▶ REQUIREMENT
Locate all lines in the data below that hold "magna" and show them.

[Data records]
..............................
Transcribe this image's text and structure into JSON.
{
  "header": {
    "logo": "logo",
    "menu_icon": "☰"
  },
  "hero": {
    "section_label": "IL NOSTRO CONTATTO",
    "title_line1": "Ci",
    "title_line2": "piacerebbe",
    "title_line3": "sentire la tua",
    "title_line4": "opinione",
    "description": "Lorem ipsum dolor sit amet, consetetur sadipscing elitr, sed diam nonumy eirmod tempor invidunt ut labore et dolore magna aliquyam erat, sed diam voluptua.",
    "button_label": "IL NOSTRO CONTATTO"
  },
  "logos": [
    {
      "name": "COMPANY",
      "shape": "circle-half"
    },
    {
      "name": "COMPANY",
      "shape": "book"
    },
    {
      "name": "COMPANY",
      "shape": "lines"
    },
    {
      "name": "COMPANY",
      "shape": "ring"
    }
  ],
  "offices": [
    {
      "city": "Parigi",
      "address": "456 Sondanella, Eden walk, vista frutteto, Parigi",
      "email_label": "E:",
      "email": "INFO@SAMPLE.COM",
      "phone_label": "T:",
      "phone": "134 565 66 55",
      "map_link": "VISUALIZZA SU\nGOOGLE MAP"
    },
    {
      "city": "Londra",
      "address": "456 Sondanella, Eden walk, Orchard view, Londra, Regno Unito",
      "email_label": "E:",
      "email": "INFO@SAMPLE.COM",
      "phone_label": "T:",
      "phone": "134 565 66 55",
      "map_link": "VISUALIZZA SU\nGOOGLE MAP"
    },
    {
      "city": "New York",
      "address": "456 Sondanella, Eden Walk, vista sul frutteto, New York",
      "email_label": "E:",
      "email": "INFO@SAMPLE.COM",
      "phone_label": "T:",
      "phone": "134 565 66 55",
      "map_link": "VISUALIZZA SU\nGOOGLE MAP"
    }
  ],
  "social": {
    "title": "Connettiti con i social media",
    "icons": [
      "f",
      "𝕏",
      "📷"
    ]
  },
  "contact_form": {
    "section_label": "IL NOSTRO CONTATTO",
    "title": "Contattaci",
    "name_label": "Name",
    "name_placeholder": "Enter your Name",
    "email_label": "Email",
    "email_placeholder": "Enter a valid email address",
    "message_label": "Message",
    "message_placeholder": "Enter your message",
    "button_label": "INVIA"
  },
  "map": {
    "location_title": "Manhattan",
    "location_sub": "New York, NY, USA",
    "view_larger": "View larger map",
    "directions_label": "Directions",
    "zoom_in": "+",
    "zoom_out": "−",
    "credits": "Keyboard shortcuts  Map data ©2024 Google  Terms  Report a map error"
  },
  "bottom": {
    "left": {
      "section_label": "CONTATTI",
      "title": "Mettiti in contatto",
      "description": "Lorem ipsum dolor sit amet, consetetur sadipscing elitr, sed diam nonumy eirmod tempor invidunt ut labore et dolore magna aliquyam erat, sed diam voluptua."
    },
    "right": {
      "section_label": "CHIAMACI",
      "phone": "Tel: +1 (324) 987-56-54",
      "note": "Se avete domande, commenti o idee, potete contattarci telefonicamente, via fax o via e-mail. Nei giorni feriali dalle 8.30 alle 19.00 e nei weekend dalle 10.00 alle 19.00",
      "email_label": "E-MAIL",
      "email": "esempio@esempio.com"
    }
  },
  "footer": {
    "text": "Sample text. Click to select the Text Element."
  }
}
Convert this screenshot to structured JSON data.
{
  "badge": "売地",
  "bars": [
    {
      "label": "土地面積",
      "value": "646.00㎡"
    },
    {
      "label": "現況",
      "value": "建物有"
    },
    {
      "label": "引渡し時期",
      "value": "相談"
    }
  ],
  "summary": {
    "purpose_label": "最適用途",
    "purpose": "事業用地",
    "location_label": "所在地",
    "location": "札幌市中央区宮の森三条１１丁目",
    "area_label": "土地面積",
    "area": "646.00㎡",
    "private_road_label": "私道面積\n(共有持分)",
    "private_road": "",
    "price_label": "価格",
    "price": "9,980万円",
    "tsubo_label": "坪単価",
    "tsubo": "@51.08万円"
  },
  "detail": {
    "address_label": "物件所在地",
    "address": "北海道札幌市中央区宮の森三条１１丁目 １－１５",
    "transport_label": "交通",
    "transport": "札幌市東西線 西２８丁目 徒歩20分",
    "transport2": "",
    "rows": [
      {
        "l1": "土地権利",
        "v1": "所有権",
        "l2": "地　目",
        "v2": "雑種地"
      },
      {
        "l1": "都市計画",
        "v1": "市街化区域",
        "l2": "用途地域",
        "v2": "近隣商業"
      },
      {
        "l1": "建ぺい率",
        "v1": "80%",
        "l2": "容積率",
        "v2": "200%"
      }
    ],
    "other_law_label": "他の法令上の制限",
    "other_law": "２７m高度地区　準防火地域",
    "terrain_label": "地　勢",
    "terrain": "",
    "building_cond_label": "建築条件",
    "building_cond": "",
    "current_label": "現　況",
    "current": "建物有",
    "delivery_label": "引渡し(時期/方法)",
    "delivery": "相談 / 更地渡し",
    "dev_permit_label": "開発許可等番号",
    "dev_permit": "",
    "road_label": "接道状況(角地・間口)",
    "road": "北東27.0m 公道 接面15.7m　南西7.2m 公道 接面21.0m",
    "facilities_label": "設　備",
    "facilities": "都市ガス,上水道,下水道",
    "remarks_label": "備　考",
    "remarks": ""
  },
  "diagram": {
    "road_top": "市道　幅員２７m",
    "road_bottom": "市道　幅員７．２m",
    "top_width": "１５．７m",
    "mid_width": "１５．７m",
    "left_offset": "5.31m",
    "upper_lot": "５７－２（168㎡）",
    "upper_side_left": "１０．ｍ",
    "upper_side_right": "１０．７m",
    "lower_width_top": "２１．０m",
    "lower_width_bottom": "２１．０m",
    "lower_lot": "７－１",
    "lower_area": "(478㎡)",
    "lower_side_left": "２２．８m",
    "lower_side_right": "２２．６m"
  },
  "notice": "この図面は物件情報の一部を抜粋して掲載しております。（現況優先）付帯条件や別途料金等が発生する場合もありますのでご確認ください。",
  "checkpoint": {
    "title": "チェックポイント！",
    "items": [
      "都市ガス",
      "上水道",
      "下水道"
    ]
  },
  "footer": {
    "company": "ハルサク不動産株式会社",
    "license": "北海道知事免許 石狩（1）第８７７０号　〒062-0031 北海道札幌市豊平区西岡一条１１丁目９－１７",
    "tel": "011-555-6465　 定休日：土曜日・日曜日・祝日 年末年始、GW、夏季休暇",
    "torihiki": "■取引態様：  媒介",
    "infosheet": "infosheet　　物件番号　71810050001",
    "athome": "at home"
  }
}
..............................
▶ RESPONSE TO THIS EXERCISE
    "description": "Lorem ipsum dolor sit amet, consetetur sadipscing elitr, sed diam nonumy eirmod tempor invidunt ut labore et dolore magna aliquyam erat, sed diam voluptua.",
      "description": "Lorem ipsum dolor sit amet, consetetur sadipscing elitr, sed diam nonumy eirmod tempor invidunt ut labore et dolore magna aliquyam erat, sed diam voluptua."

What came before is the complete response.